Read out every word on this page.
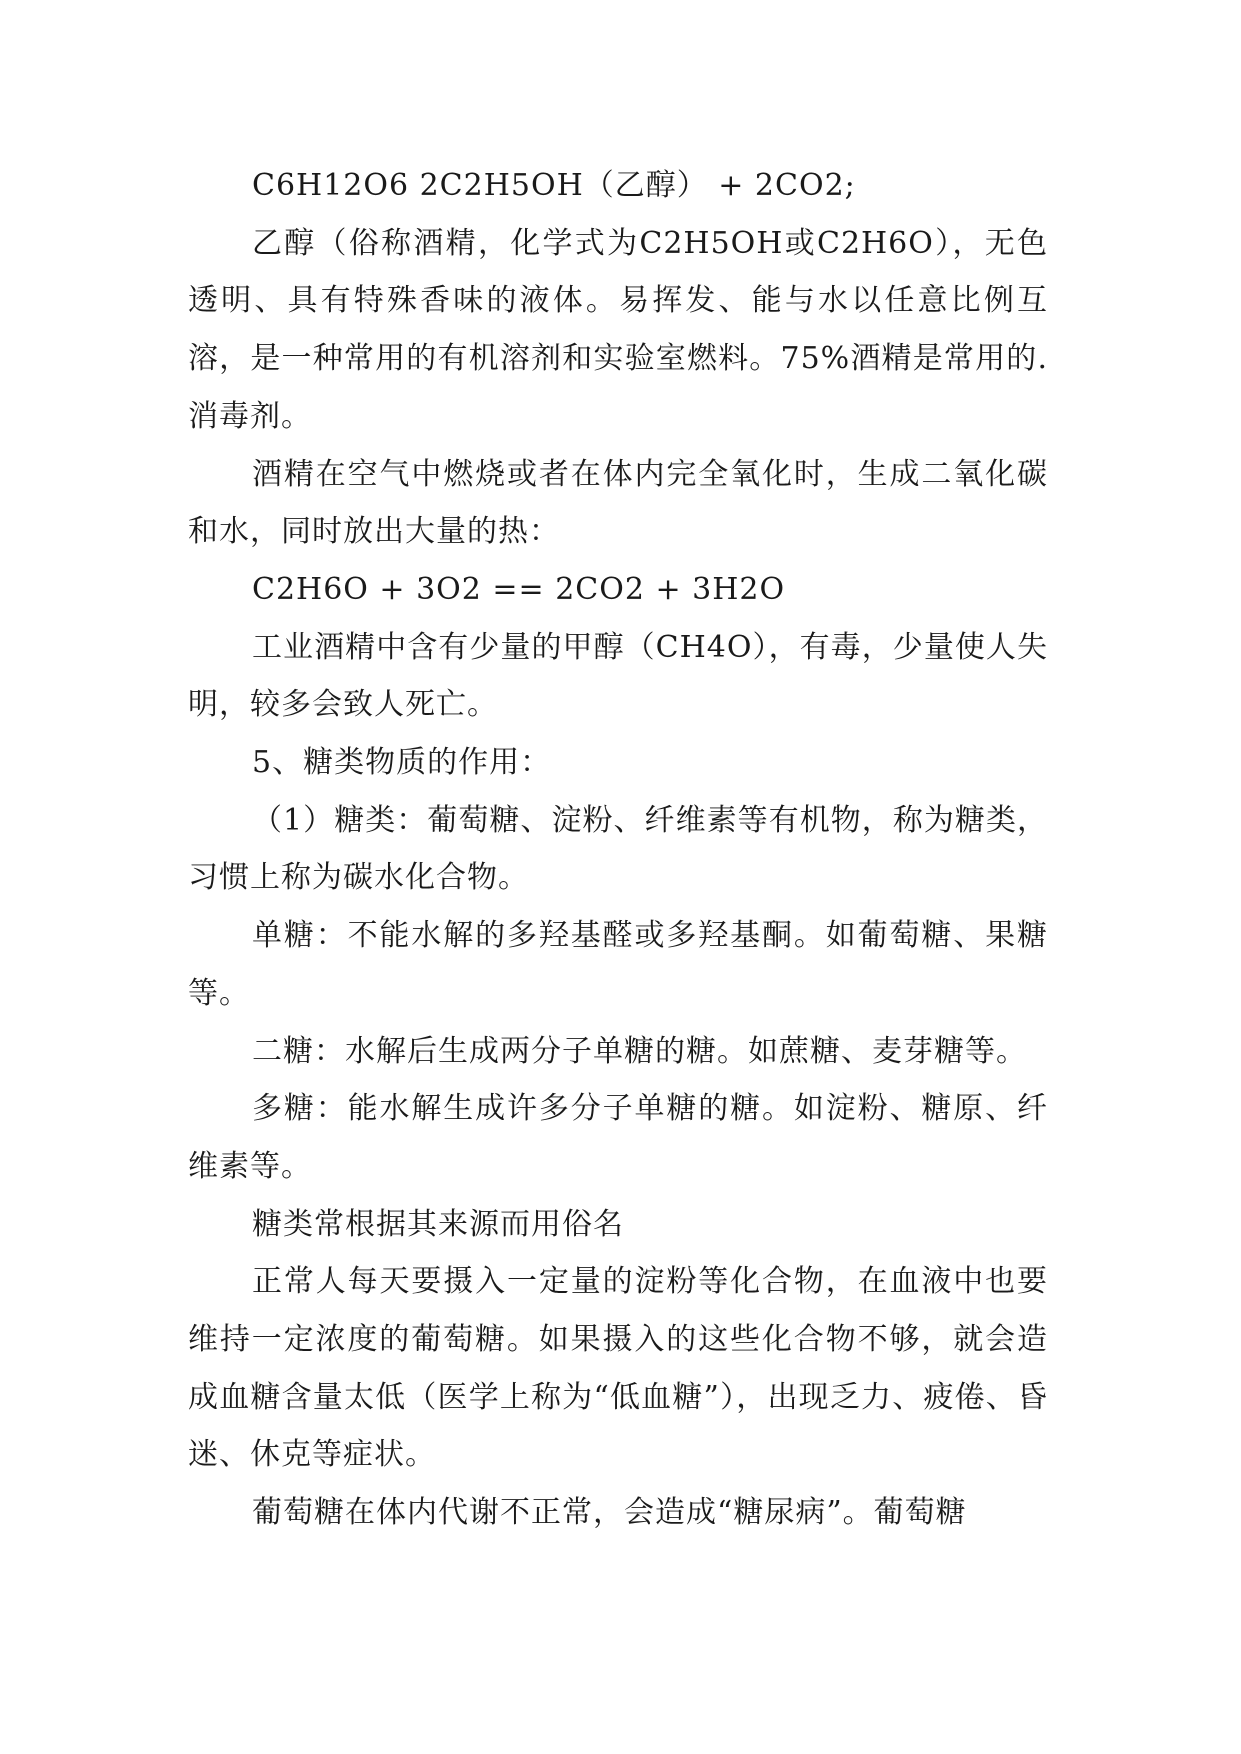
C6H12O6 2C2H5OH（乙醇） + 2CO2;

乙醇（俗称酒精，化学式为C2H5OH或C2H6O），无色透明、具有特殊香味的液体。易挥发、能与水以任意比例互溶，是一种常用的有机溶剂和实验室燃料。75%酒精是常用的.消毒剂。

酒精在空气中燃烧或者在体内完全氧化时，生成二氧化碳和水，同时放出大量的热：

C2H6O + 3O2 == 2CO2 + 3H2O

工业酒精中含有少量的甲醇（CH4O），有毒，少量使人失明，较多会致人死亡。

5、糖类物质的作用：

（1）糖类：葡萄糖、淀粉、纤维素等有机物，称为糖类，习惯上称为碳水化合物。

单糖：不能水解的多羟基醛或多羟基酮。如葡萄糖、果糖等。

二糖：水解后生成两分子单糖的糖。如蔗糖、麦芽糖等。

多糖：能水解生成许多分子单糖的糖。如淀粉、糖原、纤维素等。

糖类常根据其来源而用俗名

正常人每天要摄入一定量的淀粉等化合物，在血液中也要维持一定浓度的葡萄糖。如果摄入的这些化合物不够，就会造成血糖含量太低（医学上称为“低血糖”），出现乏力、疲倦、昏迷、休克等症状。

葡萄糖在体内代谢不正常，会造成“糖尿病”。葡萄糖
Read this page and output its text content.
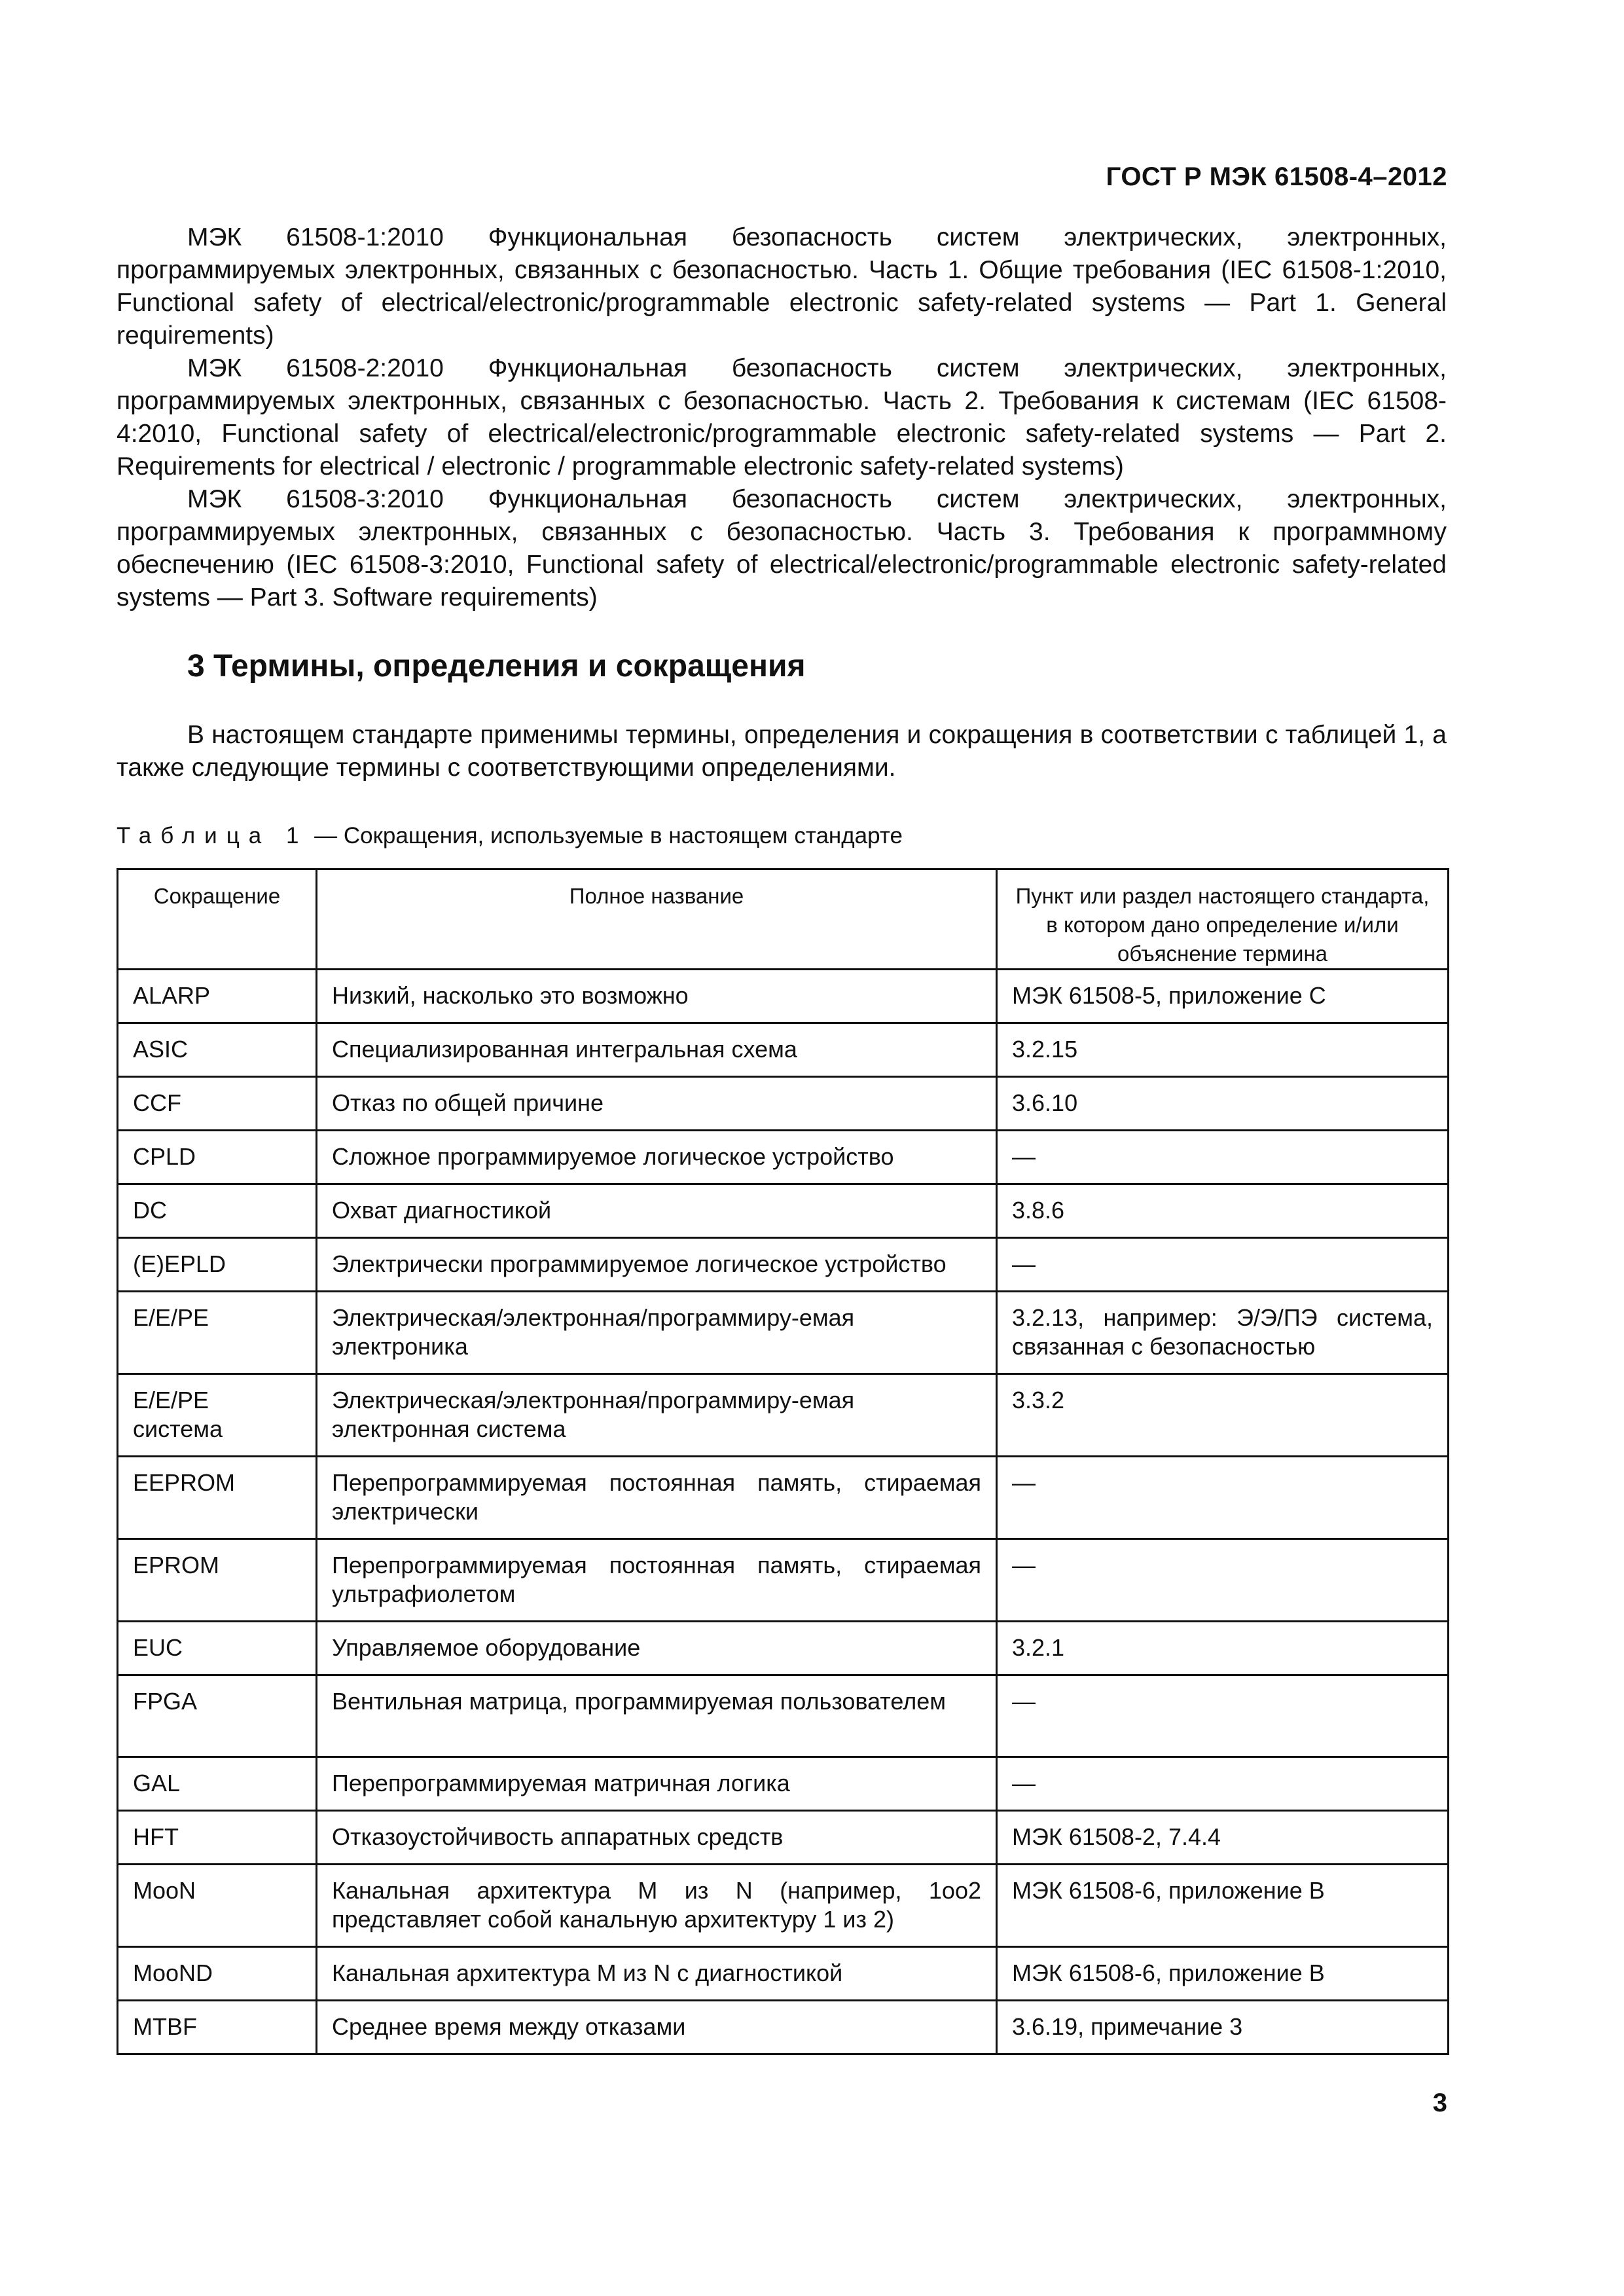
ГОСТ Р МЭК 61508-4–2012

МЭК 61508-1:2010 Функциональная безопасность систем электрических, электронных, программируемых электронных, связанных с безопасностью. Часть 1. Общие требования (IEC 61508-1:2010, Functional safety of electrical/electronic/programmable electronic safety-related systems — Part 1. General requirements)

МЭК 61508-2:2010 Функциональная безопасность систем электрических, электронных, программируемых электронных, связанных с безопасностью. Часть 2. Требования к системам (IEC 61508-4:2010, Functional safety of electrical/electronic/programmable electronic safety-related systems — Part 2. Requirements for electrical / electronic / programmable electronic safety-related systems)

МЭК 61508-3:2010 Функциональная безопасность систем электрических, электронных, программируемых электронных, связанных с безопасностью. Часть 3. Требования к программному обеспечению (IEC 61508-3:2010, Functional safety of electrical/electronic/programmable electronic safety-related systems — Part 3. Software requirements)

3 Термины, определения и сокращения

В настоящем стандарте применимы термины, определения и сокращения в соответствии с таблицей 1, а также следующие термины с соответствующими определениями.

Таблица 1 — Сокращения, используемые в настоящем стандарте
Сокращение	Полное название	Пункт или раздел настоящего стандарта, в котором дано определение и/или объяснение термина
ALARP	Низкий, насколько это возможно	МЭК 61508-5, приложение С
ASIC	Специализированная интегральная схема	3.2.15
CCF	Отказ по общей причине	3.6.10
CPLD	Сложное программируемое логическое устройство	—
DC	Охват диагностикой	3.8.6
(E)EPLD	Электрически программируемое логическое устройство	—
E/E/PE	Электрическая/электронная/программиру-емая электроника	3.2.13, например: Э/Э/ПЭ система, связанная с безопасностью
E/E/PE система	Электрическая/электронная/программиру-емая электронная система	3.3.2
EEPROM	Перепрограммируемая постоянная память, стираемая электрически	—
EPROM	Перепрограммируемая постоянная память, стираемая ультрафиолетом	—
EUC	Управляемое оборудование	3.2.1
FPGA	Вентильная матрица, программируемая пользователем	—
GAL	Перепрограммируемая матричная логика	—
HFT	Отказоустойчивость аппаратных средств	МЭК 61508-2, 7.4.4
MooN	Канальная архитектура М из N (например, 1oo2 представляет собой канальную архитектуру 1 из 2)	МЭК 61508-6, приложение В
MooND	Канальная архитектура М из N с диагностикой	МЭК 61508-6, приложение В
MTBF	Среднее время между отказами	3.6.19, примечание 3
3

——————

Problem to work on =>
Return each full line of the entries that contains the word "Перепрограммируемая".

Solved exercise =>
EEPROM	Перепрограммируемая постоянная память, стираемая электрически	—
EPROM	Перепрограммируемая постоянная память, стираемая ультрафиолетом	—
GAL	Перепрограммируемая матричная логика	—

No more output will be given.